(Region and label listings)
• • • • •

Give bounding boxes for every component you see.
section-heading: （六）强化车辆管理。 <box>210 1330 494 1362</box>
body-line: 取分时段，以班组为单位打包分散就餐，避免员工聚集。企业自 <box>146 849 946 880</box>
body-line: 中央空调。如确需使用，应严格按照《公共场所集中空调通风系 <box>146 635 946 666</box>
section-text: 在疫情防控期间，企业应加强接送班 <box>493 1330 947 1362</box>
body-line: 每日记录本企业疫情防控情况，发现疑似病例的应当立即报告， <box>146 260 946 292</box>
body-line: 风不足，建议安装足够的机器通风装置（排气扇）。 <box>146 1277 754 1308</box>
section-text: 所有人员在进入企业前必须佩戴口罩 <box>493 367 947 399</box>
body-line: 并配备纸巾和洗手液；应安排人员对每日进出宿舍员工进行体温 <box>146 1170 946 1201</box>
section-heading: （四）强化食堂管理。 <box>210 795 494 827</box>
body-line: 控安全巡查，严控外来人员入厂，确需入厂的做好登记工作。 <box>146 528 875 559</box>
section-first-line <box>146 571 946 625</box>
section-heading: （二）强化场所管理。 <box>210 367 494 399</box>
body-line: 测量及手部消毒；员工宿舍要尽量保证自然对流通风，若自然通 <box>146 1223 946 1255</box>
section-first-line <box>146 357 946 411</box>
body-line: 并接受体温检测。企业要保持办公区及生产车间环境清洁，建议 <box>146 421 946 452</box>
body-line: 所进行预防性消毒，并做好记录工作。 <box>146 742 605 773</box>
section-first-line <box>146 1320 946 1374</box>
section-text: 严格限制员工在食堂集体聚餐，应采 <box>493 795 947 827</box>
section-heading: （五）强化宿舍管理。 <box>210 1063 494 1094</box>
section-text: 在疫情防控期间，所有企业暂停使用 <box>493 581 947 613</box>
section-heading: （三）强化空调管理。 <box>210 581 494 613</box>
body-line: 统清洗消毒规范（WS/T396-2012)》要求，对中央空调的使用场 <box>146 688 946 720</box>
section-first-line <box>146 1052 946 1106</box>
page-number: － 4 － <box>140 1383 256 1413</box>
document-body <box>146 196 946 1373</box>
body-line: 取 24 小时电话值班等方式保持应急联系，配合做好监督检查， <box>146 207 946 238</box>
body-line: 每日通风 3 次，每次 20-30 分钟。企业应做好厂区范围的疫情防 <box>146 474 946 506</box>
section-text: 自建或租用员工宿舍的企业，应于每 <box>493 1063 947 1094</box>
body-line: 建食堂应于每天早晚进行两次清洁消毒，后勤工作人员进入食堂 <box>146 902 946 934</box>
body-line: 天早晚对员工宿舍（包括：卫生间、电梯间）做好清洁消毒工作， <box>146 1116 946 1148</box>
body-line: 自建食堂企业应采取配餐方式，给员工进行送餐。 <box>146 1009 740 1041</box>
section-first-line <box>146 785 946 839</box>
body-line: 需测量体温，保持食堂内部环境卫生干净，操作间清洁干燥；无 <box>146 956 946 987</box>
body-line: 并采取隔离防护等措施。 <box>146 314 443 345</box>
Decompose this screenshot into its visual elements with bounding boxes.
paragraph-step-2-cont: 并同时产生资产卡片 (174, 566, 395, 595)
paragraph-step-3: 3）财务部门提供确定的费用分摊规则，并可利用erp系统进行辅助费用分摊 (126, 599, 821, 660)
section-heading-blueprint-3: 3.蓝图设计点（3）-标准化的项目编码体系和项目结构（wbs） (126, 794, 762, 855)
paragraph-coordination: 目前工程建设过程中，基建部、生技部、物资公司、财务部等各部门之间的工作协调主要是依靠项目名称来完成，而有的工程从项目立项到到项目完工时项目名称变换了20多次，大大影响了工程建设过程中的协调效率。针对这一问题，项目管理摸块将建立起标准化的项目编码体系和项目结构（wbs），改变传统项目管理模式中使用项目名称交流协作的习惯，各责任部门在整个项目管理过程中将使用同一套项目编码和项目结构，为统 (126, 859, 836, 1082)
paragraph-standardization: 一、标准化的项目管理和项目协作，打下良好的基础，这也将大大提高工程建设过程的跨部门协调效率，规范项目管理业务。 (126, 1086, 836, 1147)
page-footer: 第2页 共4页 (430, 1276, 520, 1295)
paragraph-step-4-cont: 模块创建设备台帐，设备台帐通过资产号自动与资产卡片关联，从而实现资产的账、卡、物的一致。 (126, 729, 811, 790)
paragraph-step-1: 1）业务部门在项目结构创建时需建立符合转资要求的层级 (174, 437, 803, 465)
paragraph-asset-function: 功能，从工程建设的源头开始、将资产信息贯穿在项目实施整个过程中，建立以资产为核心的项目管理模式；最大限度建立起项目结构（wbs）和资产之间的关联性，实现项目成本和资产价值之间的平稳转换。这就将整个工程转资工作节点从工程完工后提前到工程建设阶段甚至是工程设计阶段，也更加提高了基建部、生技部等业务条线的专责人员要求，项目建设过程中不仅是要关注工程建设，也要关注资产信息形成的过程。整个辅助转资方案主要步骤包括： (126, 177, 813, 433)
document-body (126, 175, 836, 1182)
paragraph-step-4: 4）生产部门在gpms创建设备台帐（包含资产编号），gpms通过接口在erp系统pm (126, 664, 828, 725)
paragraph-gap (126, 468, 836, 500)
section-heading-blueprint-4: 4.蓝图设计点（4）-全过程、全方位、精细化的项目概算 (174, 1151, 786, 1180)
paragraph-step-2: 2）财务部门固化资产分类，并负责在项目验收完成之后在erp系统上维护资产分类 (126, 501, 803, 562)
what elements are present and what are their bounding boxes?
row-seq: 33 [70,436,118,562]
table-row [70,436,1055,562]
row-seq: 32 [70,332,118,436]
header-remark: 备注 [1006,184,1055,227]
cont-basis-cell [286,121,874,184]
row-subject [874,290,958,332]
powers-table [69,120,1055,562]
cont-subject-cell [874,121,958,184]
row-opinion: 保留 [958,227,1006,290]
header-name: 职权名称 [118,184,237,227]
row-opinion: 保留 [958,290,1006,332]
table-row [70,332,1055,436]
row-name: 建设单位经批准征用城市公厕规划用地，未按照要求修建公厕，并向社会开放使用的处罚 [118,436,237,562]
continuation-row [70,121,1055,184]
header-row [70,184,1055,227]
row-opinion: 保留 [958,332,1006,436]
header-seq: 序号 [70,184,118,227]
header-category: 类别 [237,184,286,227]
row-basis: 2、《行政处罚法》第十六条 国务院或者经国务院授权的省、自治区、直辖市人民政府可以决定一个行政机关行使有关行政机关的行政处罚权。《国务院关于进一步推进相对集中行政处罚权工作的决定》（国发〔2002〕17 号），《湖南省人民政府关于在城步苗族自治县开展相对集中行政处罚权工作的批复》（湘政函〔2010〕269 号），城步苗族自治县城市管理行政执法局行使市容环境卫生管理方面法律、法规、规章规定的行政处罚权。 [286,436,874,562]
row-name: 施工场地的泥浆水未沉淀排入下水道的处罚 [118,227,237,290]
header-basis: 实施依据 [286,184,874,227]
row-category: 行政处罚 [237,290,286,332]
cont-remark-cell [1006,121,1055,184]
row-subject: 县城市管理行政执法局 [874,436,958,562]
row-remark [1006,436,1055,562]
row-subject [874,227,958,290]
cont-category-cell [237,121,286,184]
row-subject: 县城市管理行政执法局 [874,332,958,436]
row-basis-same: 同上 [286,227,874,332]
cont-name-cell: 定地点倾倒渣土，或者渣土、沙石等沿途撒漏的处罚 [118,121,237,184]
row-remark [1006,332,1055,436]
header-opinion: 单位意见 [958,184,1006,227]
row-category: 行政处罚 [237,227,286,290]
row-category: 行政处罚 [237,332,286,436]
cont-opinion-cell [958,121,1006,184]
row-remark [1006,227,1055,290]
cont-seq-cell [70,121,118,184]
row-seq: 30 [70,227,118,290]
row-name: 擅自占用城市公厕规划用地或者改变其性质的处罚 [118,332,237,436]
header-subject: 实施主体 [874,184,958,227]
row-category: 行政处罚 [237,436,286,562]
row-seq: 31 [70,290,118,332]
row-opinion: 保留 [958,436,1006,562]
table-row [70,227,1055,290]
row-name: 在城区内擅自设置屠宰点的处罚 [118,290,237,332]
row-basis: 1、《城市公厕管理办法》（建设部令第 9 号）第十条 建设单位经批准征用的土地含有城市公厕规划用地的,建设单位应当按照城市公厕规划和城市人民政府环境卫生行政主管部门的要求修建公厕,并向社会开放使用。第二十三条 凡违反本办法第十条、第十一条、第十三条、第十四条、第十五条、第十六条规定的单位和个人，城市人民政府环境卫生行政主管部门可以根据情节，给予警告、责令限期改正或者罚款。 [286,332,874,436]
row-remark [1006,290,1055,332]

• • • • •

• [OBJECTIVE]:
Reproduce everything from the start of the listing down to and including the line that contains "section-first-line <box>146 357 946 411</box>".

• [ANSWER IN FULL]:
Give bounding boxes for every component you see.
section-heading: （六）强化车辆管理。 <box>210 1330 494 1362</box>
body-line: 取分时段，以班组为单位打包分散就餐，避免员工聚集。企业自 <box>146 849 946 880</box>
body-line: 中央空调。如确需使用，应严格按照《公共场所集中空调通风系 <box>146 635 946 666</box>
section-text: 在疫情防控期间，企业应加强接送班 <box>493 1330 947 1362</box>
body-line: 每日记录本企业疫情防控情况，发现疑似病例的应当立即报告， <box>146 260 946 292</box>
body-line: 风不足，建议安装足够的机器通风装置（排气扇）。 <box>146 1277 754 1308</box>
section-text: 所有人员在进入企业前必须佩戴口罩 <box>493 367 947 399</box>
body-line: 并配备纸巾和洗手液；应安排人员对每日进出宿舍员工进行体温 <box>146 1170 946 1201</box>
section-heading: （四）强化食堂管理。 <box>210 795 494 827</box>
body-line: 控安全巡查，严控外来人员入厂，确需入厂的做好登记工作。 <box>146 528 875 559</box>
section-first-line <box>146 571 946 625</box>
section-heading: （二）强化场所管理。 <box>210 367 494 399</box>
body-line: 测量及手部消毒；员工宿舍要尽量保证自然对流通风，若自然通 <box>146 1223 946 1255</box>
section-first-line <box>146 357 946 411</box>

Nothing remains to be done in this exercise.